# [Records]
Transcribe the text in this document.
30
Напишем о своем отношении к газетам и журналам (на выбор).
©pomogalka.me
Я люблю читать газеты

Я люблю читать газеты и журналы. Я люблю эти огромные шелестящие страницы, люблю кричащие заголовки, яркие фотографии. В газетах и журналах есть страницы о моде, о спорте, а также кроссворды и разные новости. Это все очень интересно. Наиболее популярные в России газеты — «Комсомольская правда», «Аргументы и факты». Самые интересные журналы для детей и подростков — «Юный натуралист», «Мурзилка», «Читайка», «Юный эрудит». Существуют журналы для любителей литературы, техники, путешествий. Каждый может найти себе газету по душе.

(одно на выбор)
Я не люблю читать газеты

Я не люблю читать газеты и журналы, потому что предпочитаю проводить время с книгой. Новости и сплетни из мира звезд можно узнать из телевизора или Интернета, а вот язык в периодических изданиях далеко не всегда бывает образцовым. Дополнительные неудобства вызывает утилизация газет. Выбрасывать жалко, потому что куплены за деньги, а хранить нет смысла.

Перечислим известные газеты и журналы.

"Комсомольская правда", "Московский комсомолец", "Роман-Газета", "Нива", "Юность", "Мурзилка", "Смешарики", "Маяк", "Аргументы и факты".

# [WHAT TO WORK ON]
Transcribe the entire listing above precisely.

# [ANSWER FOR THIS EXERCISE]
Transcribe the text in this document.
30
Напишем о своем отношении к газетам и журналам (на выбор).
©pomogalka.me
Я люблю читать газеты

Я люблю читать газеты и журналы. Я люблю эти огромные шелестящие страницы, люблю кричащие заголовки, яркие фотографии. В газетах и журналах есть страницы о моде, о спорте, а также кроссворды и разные новости. Это все очень интересно. Наиболее популярные в России газеты — «Комсомольская правда», «Аргументы и факты». Самые интересные журналы для детей и подростков — «Юный натуралист», «Мурзилка», «Читайка», «Юный эрудит». Существуют журналы для любителей литературы, техники, путешествий. Каждый может найти себе газету по душе.

(одно на выбор)
Я не люблю читать газеты

Я не люблю читать газеты и журналы, потому что предпочитаю проводить время с книгой. Новости и сплетни из мира звезд можно узнать из телевизора или Интернета, а вот язык в периодических изданиях далеко не всегда бывает образцовым. Дополнительные неудобства вызывает утилизация газет. Выбрасывать жалко, потому что куплены за деньги, а хранить нет смысла.

Перечислим известные газеты и журналы.

"Комсомольская правда", "Московский комсомолец", "Роман-Газета", "Нива", "Юность", "Мурзилка", "Смешарики", "Маяк", "Аргументы и факты".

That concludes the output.